* Stated exercise: Your task is to transcribe all the entries exactly, excluding pictures.
++++
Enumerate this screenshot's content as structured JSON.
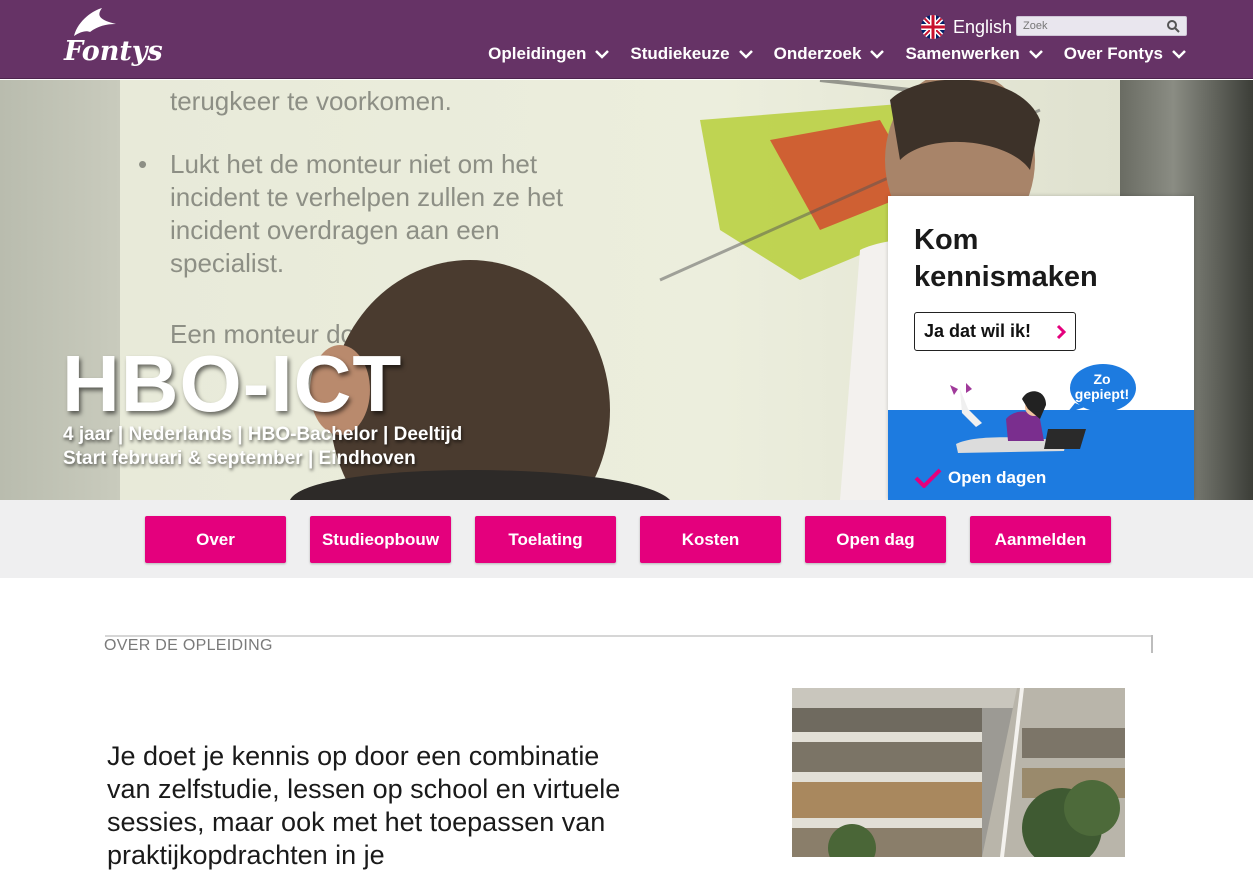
{
  "header": {
    "logo_text": "Fontys",
    "language_label": "English",
    "search_placeholder": "Zoek",
    "nav": [
      {
        "label": "Opleidingen"
      },
      {
        "label": "Studiekeuze"
      },
      {
        "label": "Onderzoek"
      },
      {
        "label": "Samenwerken"
      },
      {
        "label": "Over Fontys"
      }
    ]
  },
  "hero": {
    "title": "HBO-ICT",
    "meta_line1": "4 jaar | Nederlands  | HBO-Bachelor | Deeltijd",
    "meta_line2": "Start februari & september  | Eindhoven",
    "slide_lines": [
      "terugkeer te voorkomen.",
      "Lukt het de monteur niet om het",
      "incident te verhelpen zullen ze het",
      "incident overdragen aan een",
      "specialist.",
      "Een monteur doet eigenlij"
    ]
  },
  "promo": {
    "title_line1": "Kom",
    "title_line2": "kennismaken",
    "button_label": "Ja dat wil ik!",
    "bubble_line1": "Zo",
    "bubble_line2": "gepiept!",
    "open_days_label": "Open dagen"
  },
  "tabs": [
    {
      "label": "Over"
    },
    {
      "label": "Studieopbouw"
    },
    {
      "label": "Toelating"
    },
    {
      "label": "Kosten"
    },
    {
      "label": "Open dag"
    },
    {
      "label": "Aanmelden"
    }
  ],
  "content": {
    "section_label": "OVER DE OPLEIDING",
    "lead_text": "Je doet je kennis op door een combinatie van zelfstudie, lessen op school en virtuele sessies, maar ook met het toepassen van  praktijkopdrachten in je"
  },
  "colors": {
    "header_bg": "#663366",
    "accent_pink": "#e4007d",
    "promo_blue": "#1d7be0"
  }
}
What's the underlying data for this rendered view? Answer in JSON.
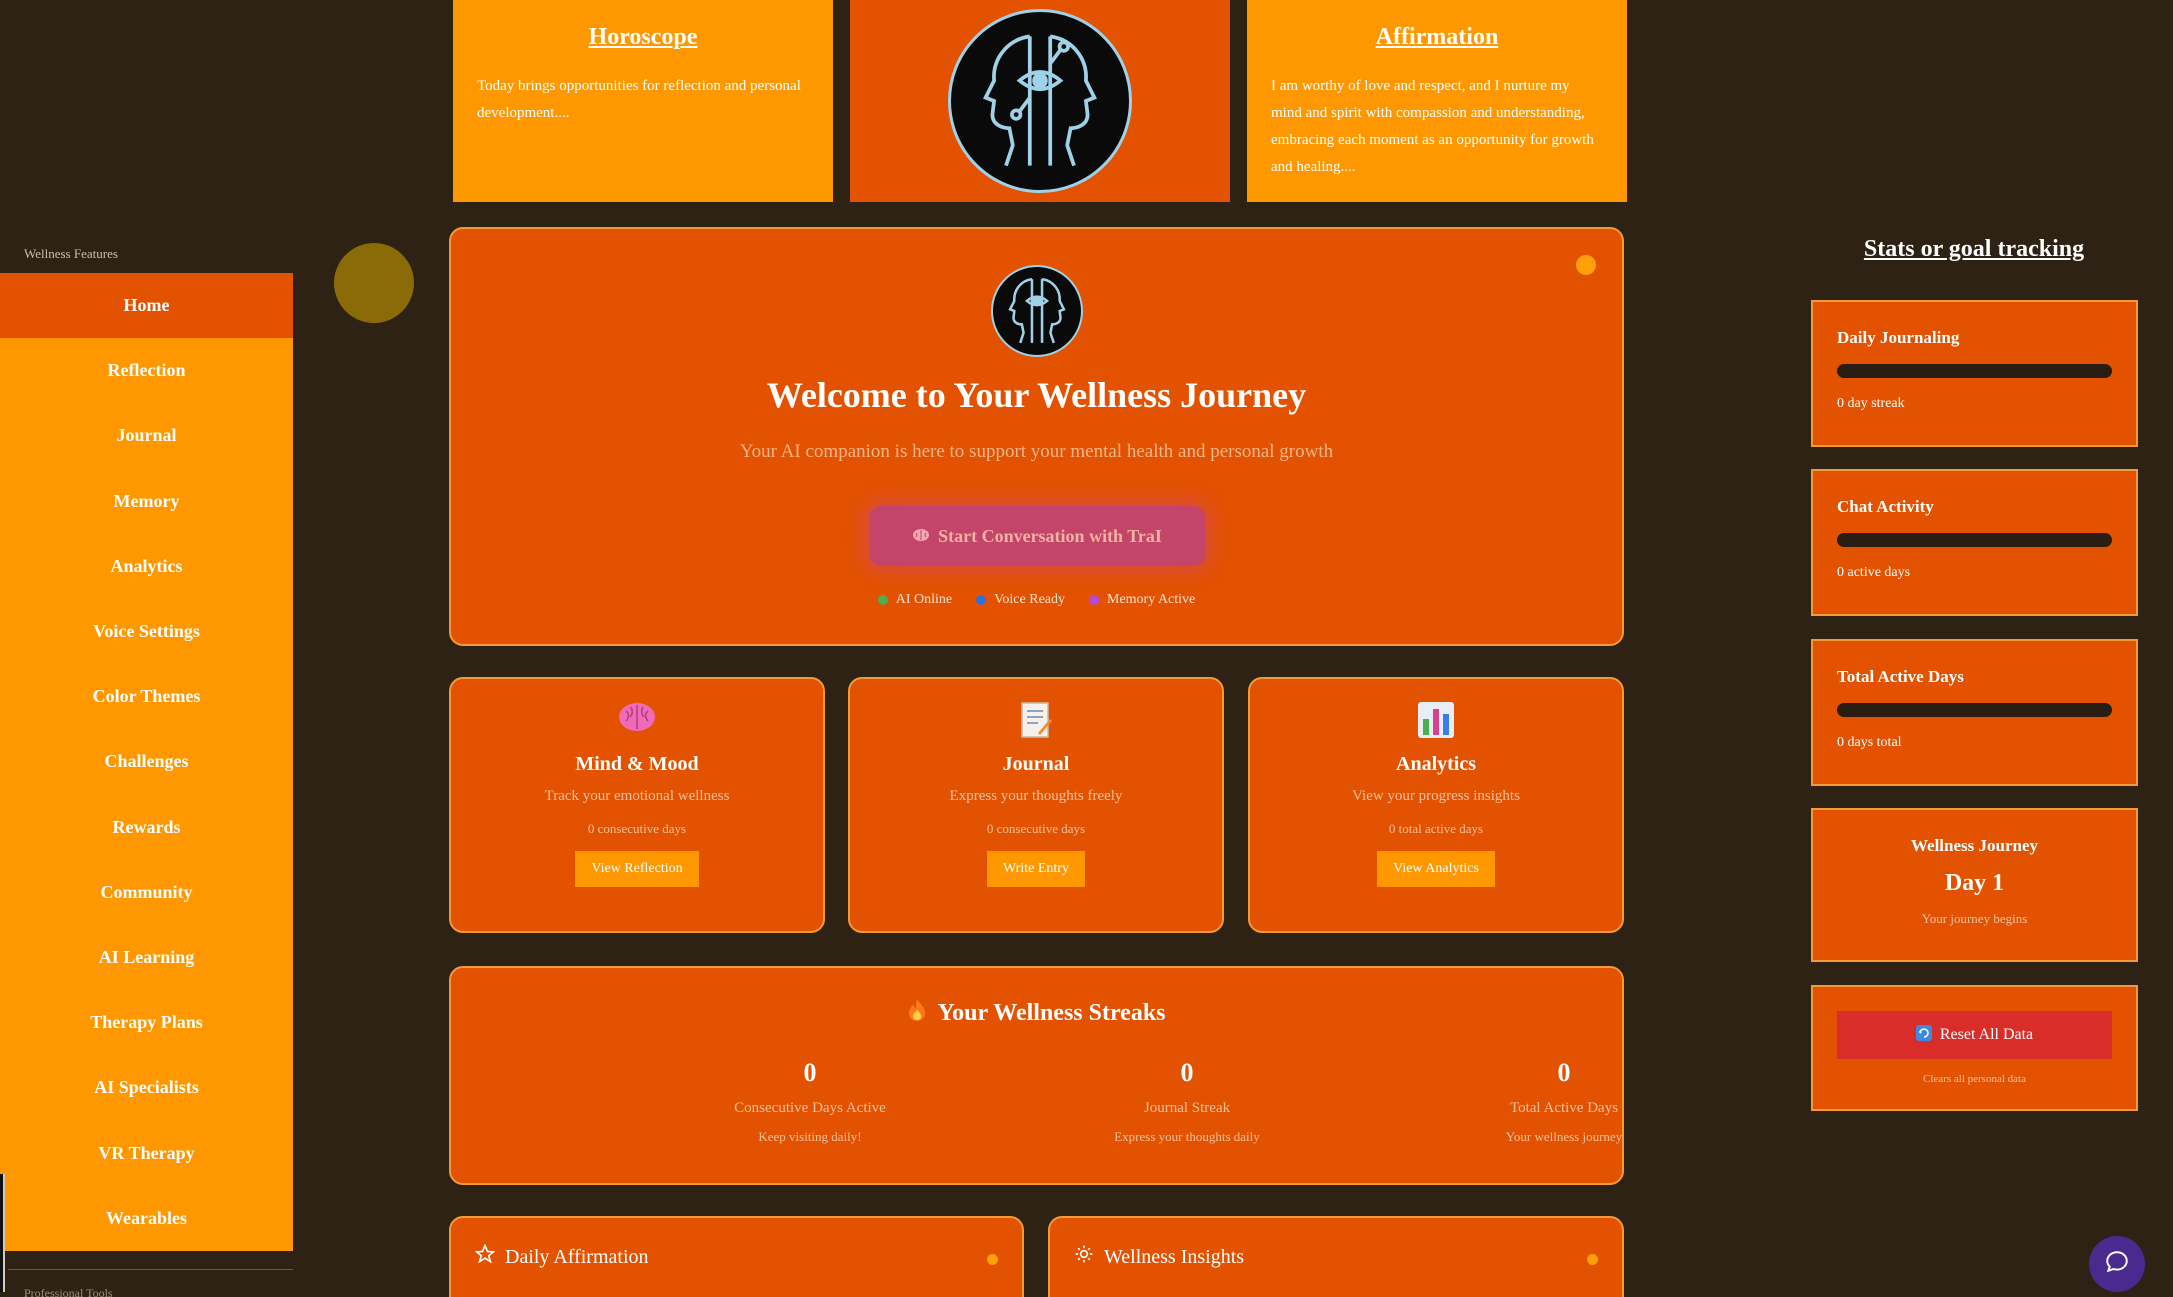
{
  "sidebar": {
    "title": "Wellness Features",
    "items": [
      {
        "label": "Home",
        "active": true
      },
      {
        "label": "Reflection"
      },
      {
        "label": "Journal"
      },
      {
        "label": "Memory"
      },
      {
        "label": "Analytics"
      },
      {
        "label": "Voice Settings"
      },
      {
        "label": "Color Themes"
      },
      {
        "label": "Challenges"
      },
      {
        "label": "Rewards"
      },
      {
        "label": "Community"
      },
      {
        "label": "AI Learning"
      },
      {
        "label": "Therapy Plans"
      },
      {
        "label": "AI Specialists"
      },
      {
        "label": "VR Therapy"
      },
      {
        "label": "Wearables"
      }
    ],
    "footer_label": "Professional Tools"
  },
  "top": {
    "horoscope": {
      "title": "Horoscope",
      "text": "Today brings opportunities for reflection and personal development...."
    },
    "affirmation": {
      "title": "Affirmation",
      "text": "I am worthy of love and respect, and I nurture my mind and spirit with compassion and understanding, embracing each moment as an opportunity for growth and healing...."
    },
    "logo_icon": "dual-face-ai-logo-icon"
  },
  "welcome": {
    "title": "Welcome to Your Wellness Journey",
    "subtitle": "Your AI companion is here to support your mental health and personal growth",
    "button_label": "Start Conversation with TraI",
    "button_icon": "brain-icon",
    "statuses": [
      {
        "label": "AI Online",
        "color": "#4caf50"
      },
      {
        "label": "Voice Ready",
        "color": "#2f6fd6"
      },
      {
        "label": "Memory Active",
        "color": "#b44ad9"
      }
    ]
  },
  "features": [
    {
      "icon": "brain-icon",
      "title": "Mind & Mood",
      "desc": "Track your emotional wellness",
      "count": "0 consecutive days",
      "button": "View Reflection"
    },
    {
      "icon": "memo-icon",
      "title": "Journal",
      "desc": "Express your thoughts freely",
      "count": "0 consecutive days",
      "button": "Write Entry"
    },
    {
      "icon": "bar-chart-icon",
      "title": "Analytics",
      "desc": "View your progress insights",
      "count": "0 total active days",
      "button": "View Analytics"
    }
  ],
  "streaks": {
    "title": "Your Wellness Streaks",
    "icon": "fire-icon",
    "items": [
      {
        "value": "0",
        "label": "Consecutive Days Active",
        "hint": "Keep visiting daily!"
      },
      {
        "value": "0",
        "label": "Journal Streak",
        "hint": "Express your thoughts daily"
      },
      {
        "value": "0",
        "label": "Total Active Days",
        "hint": "Your wellness journey"
      }
    ]
  },
  "bottom": {
    "affirmation_title": "Daily Affirmation",
    "insights_title": "Wellness Insights"
  },
  "stats": {
    "title": "Stats or goal tracking",
    "cards": [
      {
        "title": "Daily Journaling",
        "sub": "0 day streak",
        "progress": 0
      },
      {
        "title": "Chat Activity",
        "sub": "0 active days",
        "progress": 0
      },
      {
        "title": "Total Active Days",
        "sub": "0 days total",
        "progress": 0
      }
    ],
    "journey": {
      "title": "Wellness Journey",
      "day": "Day 1",
      "sub": "Your journey begins"
    },
    "reset": {
      "label": "Reset All Data",
      "note": "Clears all personal data",
      "icon": "refresh-icon"
    }
  },
  "colors": {
    "background": "#2d2214",
    "accent_orange": "#ff9800",
    "card_orange": "#e35200",
    "reset_red": "#d92d2a"
  }
}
++++
* Finished answer:
Enumerate this screenshot's content as structured JSON.
{
  "header": {
    "logo_text": "Fontys",
    "language_label": "English",
    "search_placeholder": "Zoek",
    "nav": [
      {
        "label": "Opleidingen"
      },
      {
        "label": "Studiekeuze"
      },
      {
        "label": "Onderzoek"
      },
      {
        "label": "Samenwerken"
      },
      {
        "label": "Over Fontys"
      }
    ]
  },
  "hero": {
    "title": "HBO-ICT",
    "meta_line1": "4 jaar | Nederlands  | HBO-Bachelor | Deeltijd",
    "meta_line2": "Start februari & september  | Eindhoven",
    "slide_lines": [
      "terugkeer te voorkomen.",
      "Lukt het de monteur niet om het",
      "incident te verhelpen zullen ze het",
      "incident overdragen aan een",
      "specialist.",
      "Een monteur doet eigenlij"
    ]
  },
  "promo": {
    "title_line1": "Kom",
    "title_line2": "kennismaken",
    "button_label": "Ja dat wil ik!",
    "bubble_line1": "Zo",
    "bubble_line2": "gepiept!",
    "open_days_label": "Open dagen"
  },
  "tabs": [
    {
      "label": "Over"
    },
    {
      "label": "Studieopbouw"
    },
    {
      "label": "Toelating"
    },
    {
      "label": "Kosten"
    },
    {
      "label": "Open dag"
    },
    {
      "label": "Aanmelden"
    }
  ],
  "content": {
    "section_label": "OVER DE OPLEIDING",
    "lead_text": "Je doet je kennis op door een combinatie van zelfstudie, lessen op school en virtuele sessies, maar ook met het toepassen van  praktijkopdrachten in je"
  },
  "colors": {
    "header_bg": "#663366",
    "accent_pink": "#e4007d",
    "promo_blue": "#1d7be0"
  }
}
What's the underlying data for this rendered view? Answer in JSON.
{
  "sidebar": {
    "title": "Wellness Features",
    "items": [
      {
        "label": "Home",
        "active": true
      },
      {
        "label": "Reflection"
      },
      {
        "label": "Journal"
      },
      {
        "label": "Memory"
      },
      {
        "label": "Analytics"
      },
      {
        "label": "Voice Settings"
      },
      {
        "label": "Color Themes"
      },
      {
        "label": "Challenges"
      },
      {
        "label": "Rewards"
      },
      {
        "label": "Community"
      },
      {
        "label": "AI Learning"
      },
      {
        "label": "Therapy Plans"
      },
      {
        "label": "AI Specialists"
      },
      {
        "label": "VR Therapy"
      },
      {
        "label": "Wearables"
      }
    ],
    "footer_label": "Professional Tools"
  },
  "top": {
    "horoscope": {
      "title": "Horoscope",
      "text": "Today brings opportunities for reflection and personal development...."
    },
    "affirmation": {
      "title": "Affirmation",
      "text": "I am worthy of love and respect, and I nurture my mind and spirit with compassion and understanding, embracing each moment as an opportunity for growth and healing...."
    },
    "logo_icon": "dual-face-ai-logo-icon"
  },
  "welcome": {
    "title": "Welcome to Your Wellness Journey",
    "subtitle": "Your AI companion is here to support your mental health and personal growth",
    "button_label": "Start Conversation with TraI",
    "button_icon": "brain-icon",
    "statuses": [
      {
        "label": "AI Online",
        "color": "#4caf50"
      },
      {
        "label": "Voice Ready",
        "color": "#2f6fd6"
      },
      {
        "label": "Memory Active",
        "color": "#b44ad9"
      }
    ]
  },
  "features": [
    {
      "icon": "brain-icon",
      "title": "Mind & Mood",
      "desc": "Track your emotional wellness",
      "count": "0 consecutive days",
      "button": "View Reflection"
    },
    {
      "icon": "memo-icon",
      "title": "Journal",
      "desc": "Express your thoughts freely",
      "count": "0 consecutive days",
      "button": "Write Entry"
    },
    {
      "icon": "bar-chart-icon",
      "title": "Analytics",
      "desc": "View your progress insights",
      "count": "0 total active days",
      "button": "View Analytics"
    }
  ],
  "streaks": {
    "title": "Your Wellness Streaks",
    "icon": "fire-icon",
    "items": [
      {
        "value": "0",
        "label": "Consecutive Days Active",
        "hint": "Keep visiting daily!"
      },
      {
        "value": "0",
        "label": "Journal Streak",
        "hint": "Express your thoughts daily"
      },
      {
        "value": "0",
        "label": "Total Active Days",
        "hint": "Your wellness journey"
      }
    ]
  },
  "bottom": {
    "affirmation_title": "Daily Affirmation",
    "insights_title": "Wellness Insights"
  },
  "stats": {
    "title": "Stats or goal tracking",
    "cards": [
      {
        "title": "Daily Journaling",
        "sub": "0 day streak",
        "progress": 0
      },
      {
        "title": "Chat Activity",
        "sub": "0 active days",
        "progress": 0
      },
      {
        "title": "Total Active Days",
        "sub": "0 days total",
        "progress": 0
      }
    ],
    "journey": {
      "title": "Wellness Journey",
      "day": "Day 1",
      "sub": "Your journey begins"
    },
    "reset": {
      "label": "Reset All Data",
      "note": "Clears all personal data",
      "icon": "refresh-icon"
    }
  },
  "colors": {
    "background": "#2d2214",
    "accent_orange": "#ff9800",
    "card_orange": "#e35200",
    "reset_red": "#d92d2a"
  }
}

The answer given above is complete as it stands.